Short task: Repeat the material exactly, every line of it.

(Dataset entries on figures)
^^^^^^^^

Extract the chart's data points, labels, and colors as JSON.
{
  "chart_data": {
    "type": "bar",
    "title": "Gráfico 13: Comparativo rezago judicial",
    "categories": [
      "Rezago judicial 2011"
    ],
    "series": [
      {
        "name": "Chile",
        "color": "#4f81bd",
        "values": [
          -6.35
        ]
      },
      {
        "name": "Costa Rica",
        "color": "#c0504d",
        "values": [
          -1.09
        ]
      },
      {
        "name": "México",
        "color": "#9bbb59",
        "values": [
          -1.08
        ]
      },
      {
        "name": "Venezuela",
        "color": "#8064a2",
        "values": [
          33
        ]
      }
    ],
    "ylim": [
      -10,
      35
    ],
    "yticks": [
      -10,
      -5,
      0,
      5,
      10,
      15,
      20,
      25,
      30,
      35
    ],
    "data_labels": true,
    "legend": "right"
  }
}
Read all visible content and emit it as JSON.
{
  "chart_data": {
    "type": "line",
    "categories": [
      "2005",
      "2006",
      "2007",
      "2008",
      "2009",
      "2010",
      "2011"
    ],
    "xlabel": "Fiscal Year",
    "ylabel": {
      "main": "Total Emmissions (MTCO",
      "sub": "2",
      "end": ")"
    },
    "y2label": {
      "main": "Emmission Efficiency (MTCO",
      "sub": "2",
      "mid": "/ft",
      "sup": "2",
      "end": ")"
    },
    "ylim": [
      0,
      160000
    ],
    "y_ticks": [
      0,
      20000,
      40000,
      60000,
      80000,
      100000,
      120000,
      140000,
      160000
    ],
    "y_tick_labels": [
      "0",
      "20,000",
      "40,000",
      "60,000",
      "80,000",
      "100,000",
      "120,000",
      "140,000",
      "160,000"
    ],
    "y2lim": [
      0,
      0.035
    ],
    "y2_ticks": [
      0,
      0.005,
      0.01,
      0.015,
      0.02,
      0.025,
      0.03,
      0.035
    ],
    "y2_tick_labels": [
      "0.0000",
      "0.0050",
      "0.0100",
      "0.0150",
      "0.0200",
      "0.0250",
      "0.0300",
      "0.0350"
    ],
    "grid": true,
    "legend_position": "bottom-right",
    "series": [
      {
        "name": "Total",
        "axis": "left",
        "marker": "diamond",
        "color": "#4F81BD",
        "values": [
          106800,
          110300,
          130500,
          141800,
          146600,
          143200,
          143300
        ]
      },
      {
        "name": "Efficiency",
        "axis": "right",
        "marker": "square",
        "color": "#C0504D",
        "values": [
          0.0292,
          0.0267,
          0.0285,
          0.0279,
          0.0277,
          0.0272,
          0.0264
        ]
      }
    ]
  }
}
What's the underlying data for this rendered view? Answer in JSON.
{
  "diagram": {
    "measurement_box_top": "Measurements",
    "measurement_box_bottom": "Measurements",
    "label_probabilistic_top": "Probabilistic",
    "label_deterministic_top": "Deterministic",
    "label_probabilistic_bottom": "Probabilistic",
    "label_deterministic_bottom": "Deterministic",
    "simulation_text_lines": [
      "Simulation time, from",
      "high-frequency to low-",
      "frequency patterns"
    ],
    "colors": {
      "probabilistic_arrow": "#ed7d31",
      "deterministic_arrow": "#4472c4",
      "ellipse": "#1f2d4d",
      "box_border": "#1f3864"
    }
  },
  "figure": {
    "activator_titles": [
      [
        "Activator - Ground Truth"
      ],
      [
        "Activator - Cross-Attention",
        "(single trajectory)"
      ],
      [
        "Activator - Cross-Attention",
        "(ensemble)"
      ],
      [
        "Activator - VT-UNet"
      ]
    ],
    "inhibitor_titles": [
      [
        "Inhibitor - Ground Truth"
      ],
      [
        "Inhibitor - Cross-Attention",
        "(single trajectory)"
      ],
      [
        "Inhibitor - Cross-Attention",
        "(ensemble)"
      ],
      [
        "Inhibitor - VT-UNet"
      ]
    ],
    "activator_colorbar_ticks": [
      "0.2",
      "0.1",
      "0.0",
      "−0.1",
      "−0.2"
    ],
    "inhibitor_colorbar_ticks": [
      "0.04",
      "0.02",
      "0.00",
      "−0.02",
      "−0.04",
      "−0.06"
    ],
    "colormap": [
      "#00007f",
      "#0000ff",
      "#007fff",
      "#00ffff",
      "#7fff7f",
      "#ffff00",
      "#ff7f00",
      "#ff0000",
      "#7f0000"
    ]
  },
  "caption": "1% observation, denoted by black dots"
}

^^^^^^^^

Result for this task:
Extract the chart's data points, labels, and colors as JSON.
{
  "chart_data": {
    "type": "bar",
    "title": "Gráfico 13: Comparativo rezago judicial",
    "categories": [
      "Rezago judicial 2011"
    ],
    "series": [
      {
        "name": "Chile",
        "color": "#4f81bd",
        "values": [
          -6.35
        ]
      },
      {
        "name": "Costa Rica",
        "color": "#c0504d",
        "values": [
          -1.09
        ]
      },
      {
        "name": "México",
        "color": "#9bbb59",
        "values": [
          -1.08
        ]
      },
      {
        "name": "Venezuela",
        "color": "#8064a2",
        "values": [
          33
        ]
      }
    ],
    "ylim": [
      -10,
      35
    ],
    "yticks": [
      -10,
      -5,
      0,
      5,
      10,
      15,
      20,
      25,
      30,
      35
    ],
    "data_labels": true,
    "legend": "right"
  }
}
Read all visible content and emit it as JSON.
{
  "chart_data": {
    "type": "line",
    "categories": [
      "2005",
      "2006",
      "2007",
      "2008",
      "2009",
      "2010",
      "2011"
    ],
    "xlabel": "Fiscal Year",
    "ylabel": {
      "main": "Total Emmissions (MTCO",
      "sub": "2",
      "end": ")"
    },
    "y2label": {
      "main": "Emmission Efficiency (MTCO",
      "sub": "2",
      "mid": "/ft",
      "sup": "2",
      "end": ")"
    },
    "ylim": [
      0,
      160000
    ],
    "y_ticks": [
      0,
      20000,
      40000,
      60000,
      80000,
      100000,
      120000,
      140000,
      160000
    ],
    "y_tick_labels": [
      "0",
      "20,000",
      "40,000",
      "60,000",
      "80,000",
      "100,000",
      "120,000",
      "140,000",
      "160,000"
    ],
    "y2lim": [
      0,
      0.035
    ],
    "y2_ticks": [
      0,
      0.005,
      0.01,
      0.015,
      0.02,
      0.025,
      0.03,
      0.035
    ],
    "y2_tick_labels": [
      "0.0000",
      "0.0050",
      "0.0100",
      "0.0150",
      "0.0200",
      "0.0250",
      "0.0300",
      "0.0350"
    ],
    "grid": true,
    "legend_position": "bottom-right",
    "series": [
      {
        "name": "Total",
        "axis": "left",
        "marker": "diamond",
        "color": "#4F81BD",
        "values": [
          106800,
          110300,
          130500,
          141800,
          146600,
          143200,
          143300
        ]
      },
      {
        "name": "Efficiency",
        "axis": "right",
        "marker": "square",
        "color": "#C0504D",
        "values": [
          0.0292,
          0.0267,
          0.0285,
          0.0279,
          0.0277,
          0.0272,
          0.0264
        ]
      }
    ]
  }
}
What's the underlying data for this rendered view? Answer in JSON.
{
  "diagram": {
    "measurement_box_top": "Measurements",
    "measurement_box_bottom": "Measurements",
    "label_probabilistic_top": "Probabilistic",
    "label_deterministic_top": "Deterministic",
    "label_probabilistic_bottom": "Probabilistic",
    "label_deterministic_bottom": "Deterministic",
    "simulation_text_lines": [
      "Simulation time, from",
      "high-frequency to low-",
      "frequency patterns"
    ],
    "colors": {
      "probabilistic_arrow": "#ed7d31",
      "deterministic_arrow": "#4472c4",
      "ellipse": "#1f2d4d",
      "box_border": "#1f3864"
    }
  },
  "figure": {
    "activator_titles": [
      [
        "Activator - Ground Truth"
      ],
      [
        "Activator - Cross-Attention",
        "(single trajectory)"
      ],
      [
        "Activator - Cross-Attention",
        "(ensemble)"
      ],
      [
        "Activator - VT-UNet"
      ]
    ],
    "inhibitor_titles": [
      [
        "Inhibitor - Ground Truth"
      ],
      [
        "Inhibitor - Cross-Attention",
        "(single trajectory)"
      ],
      [
        "Inhibitor - Cross-Attention",
        "(ensemble)"
      ],
      [
        "Inhibitor - VT-UNet"
      ]
    ],
    "activator_colorbar_ticks": [
      "0.2",
      "0.1",
      "0.0",
      "−0.1",
      "−0.2"
    ],
    "inhibitor_colorbar_ticks": [
      "0.04",
      "0.02",
      "0.00",
      "−0.02",
      "−0.04",
      "−0.06"
    ],
    "colormap": [
      "#00007f",
      "#0000ff",
      "#007fff",
      "#00ffff",
      "#7fff7f",
      "#ffff00",
      "#ff7f00",
      "#ff0000",
      "#7f0000"
    ]
  },
  "caption": "1% observation, denoted by black dots"
}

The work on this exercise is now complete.